# INSTRUCTIONS FOR THE TASK
All of the material below is to be returned exactly.

# EXCERPTED DATA
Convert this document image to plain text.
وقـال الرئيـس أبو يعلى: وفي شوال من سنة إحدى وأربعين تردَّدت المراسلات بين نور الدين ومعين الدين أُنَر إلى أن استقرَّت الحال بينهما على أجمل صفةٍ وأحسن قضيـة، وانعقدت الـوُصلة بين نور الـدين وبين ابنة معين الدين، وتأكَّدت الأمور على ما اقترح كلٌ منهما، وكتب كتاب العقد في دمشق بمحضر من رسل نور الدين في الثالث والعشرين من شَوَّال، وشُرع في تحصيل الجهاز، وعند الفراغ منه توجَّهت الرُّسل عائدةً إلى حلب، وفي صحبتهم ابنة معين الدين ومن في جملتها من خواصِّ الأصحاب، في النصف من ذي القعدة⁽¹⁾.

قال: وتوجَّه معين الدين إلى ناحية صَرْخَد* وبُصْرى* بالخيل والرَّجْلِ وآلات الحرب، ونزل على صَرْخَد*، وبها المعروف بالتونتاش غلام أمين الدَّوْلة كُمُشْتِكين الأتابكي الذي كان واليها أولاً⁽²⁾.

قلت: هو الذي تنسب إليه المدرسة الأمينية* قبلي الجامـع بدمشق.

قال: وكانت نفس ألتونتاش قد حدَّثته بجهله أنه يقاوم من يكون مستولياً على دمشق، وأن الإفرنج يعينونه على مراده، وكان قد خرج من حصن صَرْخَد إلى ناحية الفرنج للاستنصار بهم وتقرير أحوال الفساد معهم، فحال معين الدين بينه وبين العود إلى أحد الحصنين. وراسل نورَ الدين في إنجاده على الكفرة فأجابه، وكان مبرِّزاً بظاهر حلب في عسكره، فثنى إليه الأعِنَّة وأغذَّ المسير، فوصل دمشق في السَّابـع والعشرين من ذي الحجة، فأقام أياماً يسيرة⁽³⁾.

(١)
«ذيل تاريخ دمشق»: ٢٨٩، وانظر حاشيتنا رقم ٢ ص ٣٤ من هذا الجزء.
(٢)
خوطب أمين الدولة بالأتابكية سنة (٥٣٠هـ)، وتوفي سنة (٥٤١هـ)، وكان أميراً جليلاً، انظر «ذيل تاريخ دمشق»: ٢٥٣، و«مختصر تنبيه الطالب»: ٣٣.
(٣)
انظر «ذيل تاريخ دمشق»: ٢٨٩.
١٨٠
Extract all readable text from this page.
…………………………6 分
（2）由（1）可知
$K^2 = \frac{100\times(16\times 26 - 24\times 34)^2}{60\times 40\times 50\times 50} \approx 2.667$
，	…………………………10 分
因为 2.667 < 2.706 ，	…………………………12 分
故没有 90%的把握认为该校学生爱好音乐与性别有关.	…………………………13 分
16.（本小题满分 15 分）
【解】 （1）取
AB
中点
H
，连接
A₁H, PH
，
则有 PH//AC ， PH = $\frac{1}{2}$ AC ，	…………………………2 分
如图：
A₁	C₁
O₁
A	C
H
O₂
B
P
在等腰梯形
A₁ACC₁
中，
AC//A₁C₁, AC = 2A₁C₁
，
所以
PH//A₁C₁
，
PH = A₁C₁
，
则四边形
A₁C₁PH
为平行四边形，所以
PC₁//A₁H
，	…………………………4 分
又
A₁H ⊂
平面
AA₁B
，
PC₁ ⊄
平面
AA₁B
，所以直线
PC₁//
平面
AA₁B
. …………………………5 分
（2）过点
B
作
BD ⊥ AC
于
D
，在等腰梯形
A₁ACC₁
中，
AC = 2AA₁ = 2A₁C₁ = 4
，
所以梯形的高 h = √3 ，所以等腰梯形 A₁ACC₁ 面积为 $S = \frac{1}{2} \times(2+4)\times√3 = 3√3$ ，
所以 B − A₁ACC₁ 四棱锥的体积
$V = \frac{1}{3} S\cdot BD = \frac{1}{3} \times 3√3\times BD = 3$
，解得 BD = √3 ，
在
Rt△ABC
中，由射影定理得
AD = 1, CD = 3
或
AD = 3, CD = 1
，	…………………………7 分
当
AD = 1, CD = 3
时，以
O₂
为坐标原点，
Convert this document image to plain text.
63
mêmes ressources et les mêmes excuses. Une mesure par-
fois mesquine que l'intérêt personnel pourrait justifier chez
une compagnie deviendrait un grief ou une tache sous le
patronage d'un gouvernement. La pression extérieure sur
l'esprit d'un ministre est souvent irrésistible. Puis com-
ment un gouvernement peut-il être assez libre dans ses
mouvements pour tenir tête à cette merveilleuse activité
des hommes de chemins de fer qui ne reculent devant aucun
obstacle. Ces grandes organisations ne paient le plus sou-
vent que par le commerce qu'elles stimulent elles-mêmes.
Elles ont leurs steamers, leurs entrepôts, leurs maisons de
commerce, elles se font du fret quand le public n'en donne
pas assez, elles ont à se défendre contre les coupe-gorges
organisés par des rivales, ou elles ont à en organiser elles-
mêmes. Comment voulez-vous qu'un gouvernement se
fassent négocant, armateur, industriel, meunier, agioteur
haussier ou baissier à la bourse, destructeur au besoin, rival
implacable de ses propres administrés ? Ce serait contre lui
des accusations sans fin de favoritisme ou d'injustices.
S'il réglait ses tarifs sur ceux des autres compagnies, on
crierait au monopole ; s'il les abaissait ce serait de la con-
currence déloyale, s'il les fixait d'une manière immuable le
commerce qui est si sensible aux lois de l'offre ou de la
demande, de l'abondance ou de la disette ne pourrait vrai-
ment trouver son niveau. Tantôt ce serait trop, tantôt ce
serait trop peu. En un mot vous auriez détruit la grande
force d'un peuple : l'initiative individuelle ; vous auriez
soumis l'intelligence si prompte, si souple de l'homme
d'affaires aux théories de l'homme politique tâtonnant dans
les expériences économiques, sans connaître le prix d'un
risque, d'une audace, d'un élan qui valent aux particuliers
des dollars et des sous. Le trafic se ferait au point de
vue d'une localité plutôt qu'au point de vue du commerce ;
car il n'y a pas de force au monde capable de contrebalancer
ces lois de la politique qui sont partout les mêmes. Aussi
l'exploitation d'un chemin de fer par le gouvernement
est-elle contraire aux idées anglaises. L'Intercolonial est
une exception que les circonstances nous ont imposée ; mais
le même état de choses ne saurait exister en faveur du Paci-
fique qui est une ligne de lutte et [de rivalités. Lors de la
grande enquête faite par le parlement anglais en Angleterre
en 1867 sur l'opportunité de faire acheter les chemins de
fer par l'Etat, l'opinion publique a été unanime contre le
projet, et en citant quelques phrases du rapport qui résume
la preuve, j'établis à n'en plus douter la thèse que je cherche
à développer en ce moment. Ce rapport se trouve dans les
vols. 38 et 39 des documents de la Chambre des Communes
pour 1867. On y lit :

# RESPONSE FOR THIS EXERCISE
Convert this document image to plain text.
وقـال الرئيـس أبو يعلى: وفي شوال من سنة إحدى وأربعين تردَّدت المراسلات بين نور الدين ومعين الدين أُنَر إلى أن استقرَّت الحال بينهما على أجمل صفةٍ وأحسن قضيـة، وانعقدت الـوُصلة بين نور الـدين وبين ابنة معين الدين، وتأكَّدت الأمور على ما اقترح كلٌ منهما، وكتب كتاب العقد في دمشق بمحضر من رسل نور الدين في الثالث والعشرين من شَوَّال، وشُرع في تحصيل الجهاز، وعند الفراغ منه توجَّهت الرُّسل عائدةً إلى حلب، وفي صحبتهم ابنة معين الدين ومن في جملتها من خواصِّ الأصحاب، في النصف من ذي القعدة⁽¹⁾.

قال: وتوجَّه معين الدين إلى ناحية صَرْخَد* وبُصْرى* بالخيل والرَّجْلِ وآلات الحرب، ونزل على صَرْخَد*، وبها المعروف بالتونتاش غلام أمين الدَّوْلة كُمُشْتِكين الأتابكي الذي كان واليها أولاً⁽²⁾.

قلت: هو الذي تنسب إليه المدرسة الأمينية* قبلي الجامـع بدمشق.

قال: وكانت نفس ألتونتاش قد حدَّثته بجهله أنه يقاوم من يكون مستولياً على دمشق، وأن الإفرنج يعينونه على مراده، وكان قد خرج من حصن صَرْخَد إلى ناحية الفرنج للاستنصار بهم وتقرير أحوال الفساد معهم، فحال معين الدين بينه وبين العود إلى أحد الحصنين. وراسل نورَ الدين في إنجاده على الكفرة فأجابه، وكان مبرِّزاً بظاهر حلب في عسكره، فثنى إليه الأعِنَّة وأغذَّ المسير، فوصل دمشق في السَّابـع والعشرين من ذي الحجة، فأقام أياماً يسيرة⁽³⁾.

(١)
«ذيل تاريخ دمشق»: ٢٨٩، وانظر حاشيتنا رقم ٢ ص ٣٤ من هذا الجزء.
(٢)
خوطب أمين الدولة بالأتابكية سنة (٥٣٠هـ)، وتوفي سنة (٥٤١هـ)، وكان أميراً جليلاً، انظر «ذيل تاريخ دمشق»: ٢٥٣، و«مختصر تنبيه الطالب»: ٣٣.
(٣)
انظر «ذيل تاريخ دمشق»: ٢٨٩.
١٨٠
Extract all readable text from this page.
…………………………6 分
（2）由（1）可知
$K^2 = \frac{100\times(16\times 26 - 24\times 34)^2}{60\times 40\times 50\times 50} \approx 2.667$
，	…………………………10 分
因为 2.667 < 2.706 ，	…………………………12 分
故没有 90%的把握认为该校学生爱好音乐与性别有关.	…………………………13 分
16.（本小题满分 15 分）
【解】 （1）取
AB
中点
H
，连接
A₁H, PH
，
则有 PH//AC ， PH = $\frac{1}{2}$ AC ，	…………………………2 分
如图：
A₁	C₁
O₁
A	C
H
O₂
B
P
在等腰梯形
A₁ACC₁
中，
AC//A₁C₁, AC = 2A₁C₁
，
所以
PH//A₁C₁
，
PH = A₁C₁
，
则四边形
A₁C₁PH
为平行四边形，所以
PC₁//A₁H
，	…………………………4 分
又
A₁H ⊂
平面
AA₁B
，
PC₁ ⊄
平面
AA₁B
，所以直线
PC₁//
平面
AA₁B
. …………………………5 分
（2）过点
B
作
BD ⊥ AC
于
D
，在等腰梯形
A₁ACC₁
中，
AC = 2AA₁ = 2A₁C₁ = 4
，
所以梯形的高 h = √3 ，所以等腰梯形 A₁ACC₁ 面积为 $S = \frac{1}{2} \times(2+4)\times√3 = 3√3$ ，
所以 B − A₁ACC₁ 四棱锥的体积
$V = \frac{1}{3} S\cdot BD = \frac{1}{3} \times 3√3\times BD = 3$
，解得 BD = √3 ，
在
Rt△ABC
中，由射影定理得
AD = 1, CD = 3
或
AD = 3, CD = 1
，	…………………………7 分
当
AD = 1, CD = 3
时，以
O₂
为坐标原点，
Convert this document image to plain text.
63
mêmes ressources et les mêmes excuses. Une mesure par-
fois mesquine que l'intérêt personnel pourrait justifier chez
une compagnie deviendrait un grief ou une tache sous le
patronage d'un gouvernement. La pression extérieure sur
l'esprit d'un ministre est souvent irrésistible. Puis com-
ment un gouvernement peut-il être assez libre dans ses
mouvements pour tenir tête à cette merveilleuse activité
des hommes de chemins de fer qui ne reculent devant aucun
obstacle. Ces grandes organisations ne paient le plus sou-
vent que par le commerce qu'elles stimulent elles-mêmes.
Elles ont leurs steamers, leurs entrepôts, leurs maisons de
commerce, elles se font du fret quand le public n'en donne
pas assez, elles ont à se défendre contre les coupe-gorges
organisés par des rivales, ou elles ont à en organiser elles-
mêmes. Comment voulez-vous qu'un gouvernement se
fassent négocant, armateur, industriel, meunier, agioteur
haussier ou baissier à la bourse, destructeur au besoin, rival
implacable de ses propres administrés ? Ce serait contre lui
des accusations sans fin de favoritisme ou d'injustices.
S'il réglait ses tarifs sur ceux des autres compagnies, on
crierait au monopole ; s'il les abaissait ce serait de la con-
currence déloyale, s'il les fixait d'une manière immuable le
commerce qui est si sensible aux lois de l'offre ou de la
demande, de l'abondance ou de la disette ne pourrait vrai-
ment trouver son niveau. Tantôt ce serait trop, tantôt ce
serait trop peu. En un mot vous auriez détruit la grande
force d'un peuple : l'initiative individuelle ; vous auriez
soumis l'intelligence si prompte, si souple de l'homme
d'affaires aux théories de l'homme politique tâtonnant dans
les expériences économiques, sans connaître le prix d'un
risque, d'une audace, d'un élan qui valent aux particuliers
des dollars et des sous. Le trafic se ferait au point de
vue d'une localité plutôt qu'au point de vue du commerce ;
car il n'y a pas de force au monde capable de contrebalancer
ces lois de la politique qui sont partout les mêmes. Aussi
l'exploitation d'un chemin de fer par le gouvernement
est-elle contraire aux idées anglaises. L'Intercolonial est
une exception que les circonstances nous ont imposée ; mais
le même état de choses ne saurait exister en faveur du Paci-
fique qui est une ligne de lutte et [de rivalités. Lors de la
grande enquête faite par le parlement anglais en Angleterre
en 1867 sur l'opportunité de faire acheter les chemins de
fer par l'Etat, l'opinion publique a été unanime contre le
projet, et en citant quelques phrases du rapport qui résume
la preuve, j'établis à n'en plus douter la thèse que je cherche
à développer en ce moment. Ce rapport se trouve dans les
vols. 38 et 39 des documents de la Chambre des Communes
pour 1867. On y lit :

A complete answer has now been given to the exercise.